TASK REQUIREMENTS
Every record should be copied exactly, except that pictures are to be omitted.

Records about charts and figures
++++++

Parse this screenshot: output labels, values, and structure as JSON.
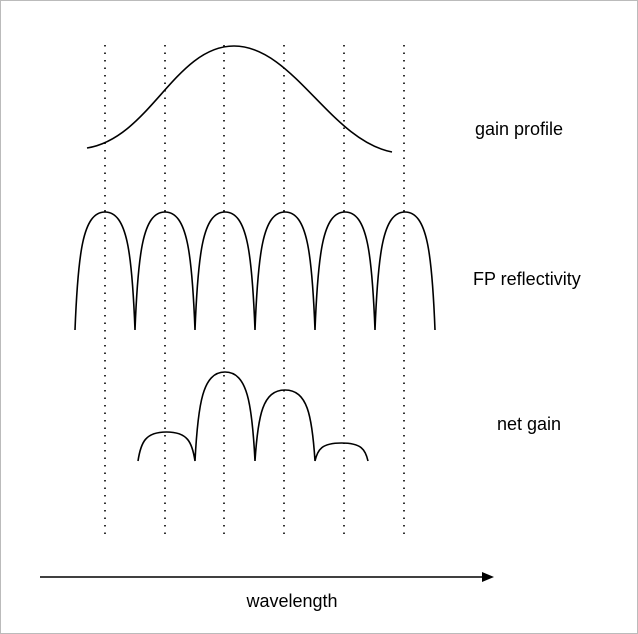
{
  "labels": {
    "gain_profile": "gain profile",
    "fp_reflectivity": "FP reflectivity",
    "net_gain": "net gain"
  },
  "axis_label": "wavelength"
}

++++++

SOLUTION FOR THIS TASK
Parse this screenshot: output labels, values, and structure as JSON.
{
  "labels": {
    "gain_profile": "gain profile",
    "fp_reflectivity": "FP reflectivity",
    "net_gain": "net gain"
  },
  "axis_label": "wavelength"
}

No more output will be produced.